**INSTRUCTIONS FOR THE TASK:** Exactly as they appear, output all of the entries.

**RECORD SET:**
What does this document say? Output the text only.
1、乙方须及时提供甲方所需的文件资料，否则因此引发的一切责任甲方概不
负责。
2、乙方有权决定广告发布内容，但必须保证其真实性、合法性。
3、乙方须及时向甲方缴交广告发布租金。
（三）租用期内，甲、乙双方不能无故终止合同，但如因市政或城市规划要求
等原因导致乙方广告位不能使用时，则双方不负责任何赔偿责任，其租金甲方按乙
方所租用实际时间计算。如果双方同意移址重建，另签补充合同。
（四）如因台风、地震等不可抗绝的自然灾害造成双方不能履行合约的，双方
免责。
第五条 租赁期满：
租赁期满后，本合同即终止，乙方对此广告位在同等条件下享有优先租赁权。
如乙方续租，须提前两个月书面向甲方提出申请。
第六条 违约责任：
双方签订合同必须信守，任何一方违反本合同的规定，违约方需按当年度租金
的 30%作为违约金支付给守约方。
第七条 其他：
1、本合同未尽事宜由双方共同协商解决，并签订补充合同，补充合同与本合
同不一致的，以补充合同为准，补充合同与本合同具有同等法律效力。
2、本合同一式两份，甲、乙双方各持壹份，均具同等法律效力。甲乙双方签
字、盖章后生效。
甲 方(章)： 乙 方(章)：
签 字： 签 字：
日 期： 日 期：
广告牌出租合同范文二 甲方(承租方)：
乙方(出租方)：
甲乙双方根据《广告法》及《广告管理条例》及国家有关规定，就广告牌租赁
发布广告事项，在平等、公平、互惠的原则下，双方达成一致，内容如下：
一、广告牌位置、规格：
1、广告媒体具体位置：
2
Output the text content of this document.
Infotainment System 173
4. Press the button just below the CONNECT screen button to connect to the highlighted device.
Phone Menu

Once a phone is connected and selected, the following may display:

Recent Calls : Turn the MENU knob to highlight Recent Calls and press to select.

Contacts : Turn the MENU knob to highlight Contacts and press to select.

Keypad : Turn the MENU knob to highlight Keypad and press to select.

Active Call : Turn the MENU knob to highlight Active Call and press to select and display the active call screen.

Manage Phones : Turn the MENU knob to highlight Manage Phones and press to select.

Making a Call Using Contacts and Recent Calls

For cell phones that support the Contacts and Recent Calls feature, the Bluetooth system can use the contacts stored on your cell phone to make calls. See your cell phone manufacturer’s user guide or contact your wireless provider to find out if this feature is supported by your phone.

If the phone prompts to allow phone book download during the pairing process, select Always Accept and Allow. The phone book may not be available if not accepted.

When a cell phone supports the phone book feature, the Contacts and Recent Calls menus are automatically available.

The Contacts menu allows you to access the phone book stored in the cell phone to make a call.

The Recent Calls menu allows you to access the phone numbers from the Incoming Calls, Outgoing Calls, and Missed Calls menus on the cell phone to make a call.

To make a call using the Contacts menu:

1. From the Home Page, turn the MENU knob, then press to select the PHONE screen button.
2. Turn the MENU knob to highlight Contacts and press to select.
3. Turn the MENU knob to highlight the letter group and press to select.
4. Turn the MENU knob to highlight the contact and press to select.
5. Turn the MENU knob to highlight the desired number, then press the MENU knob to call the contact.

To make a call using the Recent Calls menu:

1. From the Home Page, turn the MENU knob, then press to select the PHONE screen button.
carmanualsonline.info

**ANSWER IN FULL:**
What does this document say? Output the text only.
1、乙方须及时提供甲方所需的文件资料，否则因此引发的一切责任甲方概不
负责。
2、乙方有权决定广告发布内容，但必须保证其真实性、合法性。
3、乙方须及时向甲方缴交广告发布租金。
（三）租用期内，甲、乙双方不能无故终止合同，但如因市政或城市规划要求
等原因导致乙方广告位不能使用时，则双方不负责任何赔偿责任，其租金甲方按乙
方所租用实际时间计算。如果双方同意移址重建，另签补充合同。
（四）如因台风、地震等不可抗绝的自然灾害造成双方不能履行合约的，双方
免责。
第五条 租赁期满：
租赁期满后，本合同即终止，乙方对此广告位在同等条件下享有优先租赁权。
如乙方续租，须提前两个月书面向甲方提出申请。
第六条 违约责任：
双方签订合同必须信守，任何一方违反本合同的规定，违约方需按当年度租金
的 30%作为违约金支付给守约方。
第七条 其他：
1、本合同未尽事宜由双方共同协商解决，并签订补充合同，补充合同与本合
同不一致的，以补充合同为准，补充合同与本合同具有同等法律效力。
2、本合同一式两份，甲、乙双方各持壹份，均具同等法律效力。甲乙双方签
字、盖章后生效。
甲 方(章)： 乙 方(章)：
签 字： 签 字：
日 期： 日 期：
广告牌出租合同范文二 甲方(承租方)：
乙方(出租方)：
甲乙双方根据《广告法》及《广告管理条例》及国家有关规定，就广告牌租赁
发布广告事项，在平等、公平、互惠的原则下，双方达成一致，内容如下：
一、广告牌位置、规格：
1、广告媒体具体位置：
2
Output the text content of this document.
Infotainment System 173
4. Press the button just below the CONNECT screen button to connect to the highlighted device.
Phone Menu

Once a phone is connected and selected, the following may display:

Recent Calls : Turn the MENU knob to highlight Recent Calls and press to select.

Contacts : Turn the MENU knob to highlight Contacts and press to select.

Keypad : Turn the MENU knob to highlight Keypad and press to select.

Active Call : Turn the MENU knob to highlight Active Call and press to select and display the active call screen.

Manage Phones : Turn the MENU knob to highlight Manage Phones and press to select.

Making a Call Using Contacts and Recent Calls

For cell phones that support the Contacts and Recent Calls feature, the Bluetooth system can use the contacts stored on your cell phone to make calls. See your cell phone manufacturer’s user guide or contact your wireless provider to find out if this feature is supported by your phone.

If the phone prompts to allow phone book download during the pairing process, select Always Accept and Allow. The phone book may not be available if not accepted.

When a cell phone supports the phone book feature, the Contacts and Recent Calls menus are automatically available.

The Contacts menu allows you to access the phone book stored in the cell phone to make a call.

The Recent Calls menu allows you to access the phone numbers from the Incoming Calls, Outgoing Calls, and Missed Calls menus on the cell phone to make a call.

To make a call using the Contacts menu:

1. From the Home Page, turn the MENU knob, then press to select the PHONE screen button.
2. Turn the MENU knob to highlight Contacts and press to select.
3. Turn the MENU knob to highlight the letter group and press to select.
4. Turn the MENU knob to highlight the contact and press to select.
5. Turn the MENU knob to highlight the desired number, then press the MENU knob to call the contact.

To make a call using the Recent Calls menu:

1. From the Home Page, turn the MENU knob, then press to select the PHONE screen button.
carmanualsonline.info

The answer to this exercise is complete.